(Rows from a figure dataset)
◆ ◆ ◆ ◆

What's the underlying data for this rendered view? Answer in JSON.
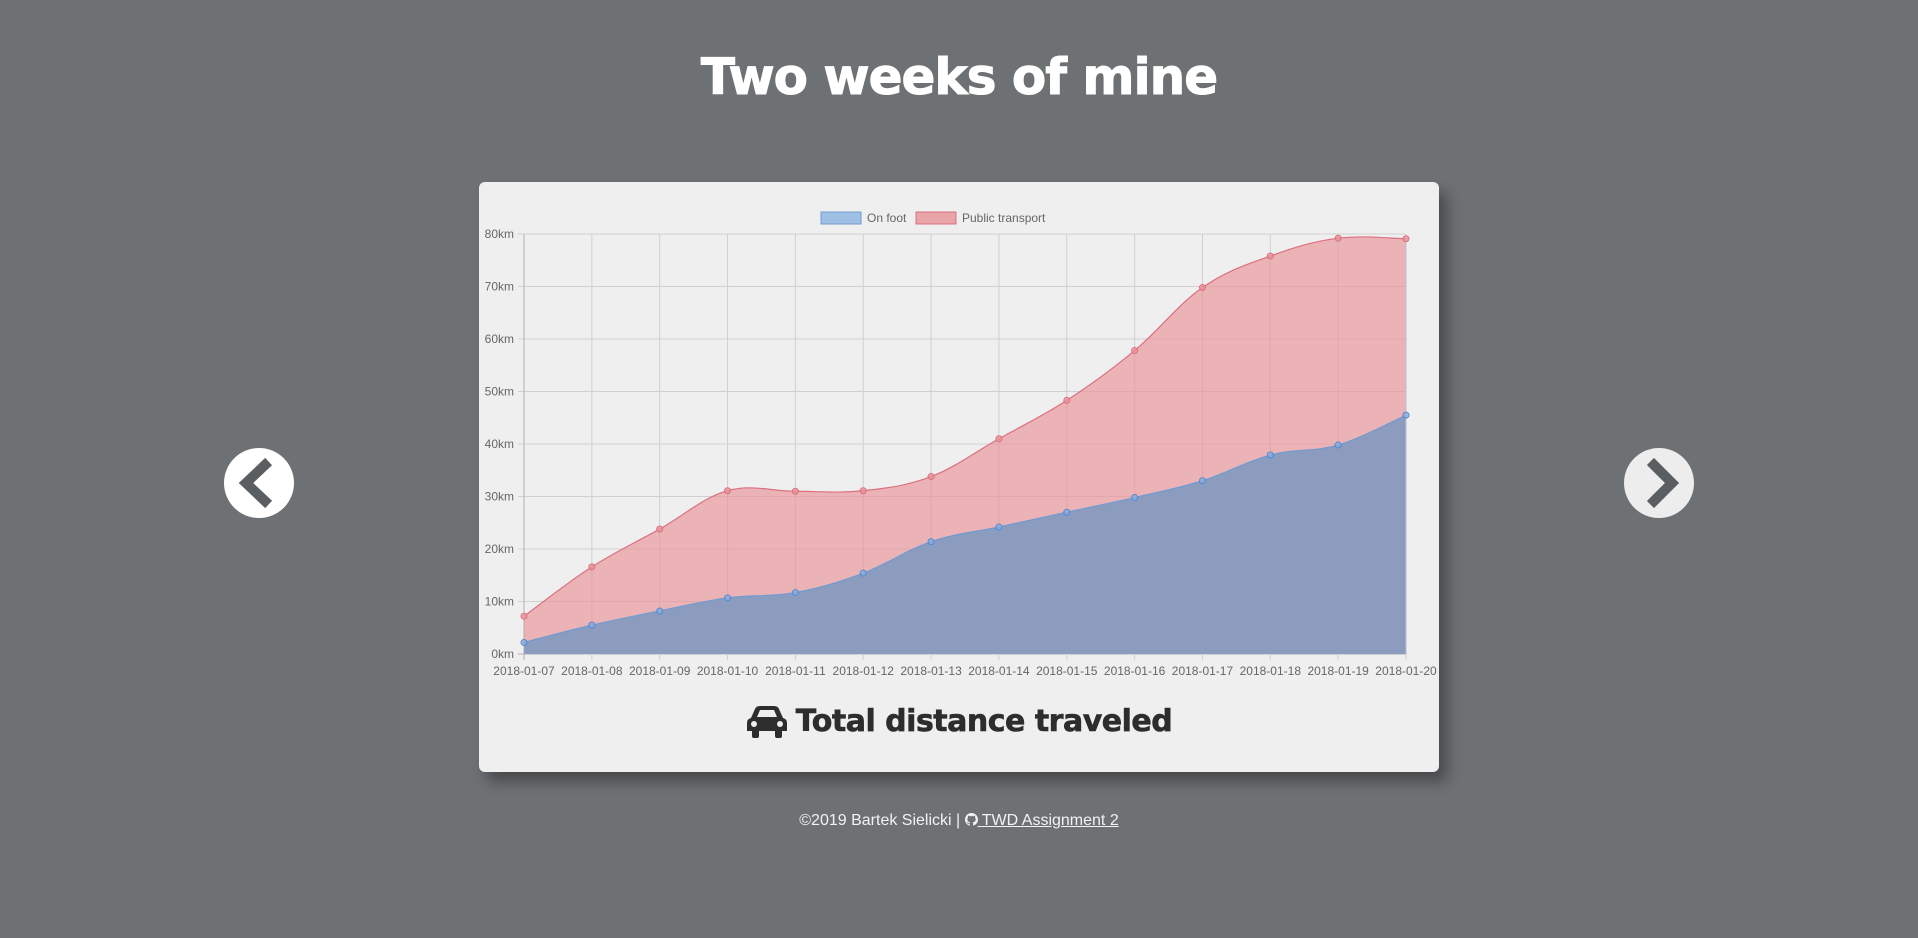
{
  "page": {
    "title": "Two weeks of mine",
    "footer_copyright": "©2019 Bartek Sielicki |",
    "footer_link": "TWD Assignment 2",
    "footer_link_icon": "github-icon",
    "prev_icon": "chevron-left-icon",
    "next_icon": "chevron-right-icon"
  },
  "chart_caption": {
    "text": "Total distance traveled",
    "icon": "car-icon"
  },
  "chart_data": {
    "type": "area",
    "stacked": true,
    "x": [
      "2018-01-07",
      "2018-01-08",
      "2018-01-09",
      "2018-01-10",
      "2018-01-11",
      "2018-01-12",
      "2018-01-13",
      "2018-01-14",
      "2018-01-15",
      "2018-01-16",
      "2018-01-17",
      "2018-01-18",
      "2018-01-19",
      "2018-01-20"
    ],
    "series": [
      {
        "name": "On foot",
        "values": [
          2.2,
          5.5,
          8.2,
          10.7,
          11.7,
          15.4,
          21.4,
          24.2,
          27.0,
          29.8,
          33.0,
          37.9,
          39.8,
          45.5
        ],
        "color": "#7aaedc",
        "fill": "rgba(121,152,196,0.55)"
      },
      {
        "name": "Public transport",
        "values": [
          5.0,
          11.1,
          15.6,
          20.4,
          19.3,
          15.7,
          12.4,
          16.8,
          21.3,
          28.0,
          36.8,
          37.9,
          39.4,
          33.6
        ],
        "color": "#dc7080",
        "fill": "rgba(232,146,150,0.65)"
      }
    ],
    "cumulative_top": [
      7.2,
      16.6,
      23.8,
      31.1,
      31.0,
      31.1,
      33.8,
      41.0,
      48.3,
      57.8,
      69.8,
      75.8,
      79.2,
      79.1
    ],
    "y_unit": "km",
    "y_ticks": [
      "0km",
      "10km",
      "20km",
      "30km",
      "40km",
      "50km",
      "60km",
      "70km",
      "80km"
    ],
    "ylim": [
      0,
      80
    ],
    "grid": true,
    "legend_position": "top-center"
  }
}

◆ ◆ ◆ ◆

◆ **Your goal**:
Copy out all the entries exactly. Images stay out of the copy.

◆ **Worked answer**:
What's the underlying data for this rendered view? Answer in JSON.
{
  "page": {
    "title": "Two weeks of mine",
    "footer_copyright": "©2019 Bartek Sielicki |",
    "footer_link": "TWD Assignment 2",
    "footer_link_icon": "github-icon",
    "prev_icon": "chevron-left-icon",
    "next_icon": "chevron-right-icon"
  },
  "chart_caption": {
    "text": "Total distance traveled",
    "icon": "car-icon"
  },
  "chart_data": {
    "type": "area",
    "stacked": true,
    "x": [
      "2018-01-07",
      "2018-01-08",
      "2018-01-09",
      "2018-01-10",
      "2018-01-11",
      "2018-01-12",
      "2018-01-13",
      "2018-01-14",
      "2018-01-15",
      "2018-01-16",
      "2018-01-17",
      "2018-01-18",
      "2018-01-19",
      "2018-01-20"
    ],
    "series": [
      {
        "name": "On foot",
        "values": [
          2.2,
          5.5,
          8.2,
          10.7,
          11.7,
          15.4,
          21.4,
          24.2,
          27.0,
          29.8,
          33.0,
          37.9,
          39.8,
          45.5
        ],
        "color": "#7aaedc",
        "fill": "rgba(121,152,196,0.55)"
      },
      {
        "name": "Public transport",
        "values": [
          5.0,
          11.1,
          15.6,
          20.4,
          19.3,
          15.7,
          12.4,
          16.8,
          21.3,
          28.0,
          36.8,
          37.9,
          39.4,
          33.6
        ],
        "color": "#dc7080",
        "fill": "rgba(232,146,150,0.65)"
      }
    ],
    "cumulative_top": [
      7.2,
      16.6,
      23.8,
      31.1,
      31.0,
      31.1,
      33.8,
      41.0,
      48.3,
      57.8,
      69.8,
      75.8,
      79.2,
      79.1
    ],
    "y_unit": "km",
    "y_ticks": [
      "0km",
      "10km",
      "20km",
      "30km",
      "40km",
      "50km",
      "60km",
      "70km",
      "80km"
    ],
    "ylim": [
      0,
      80
    ],
    "grid": true,
    "legend_position": "top-center"
  }
}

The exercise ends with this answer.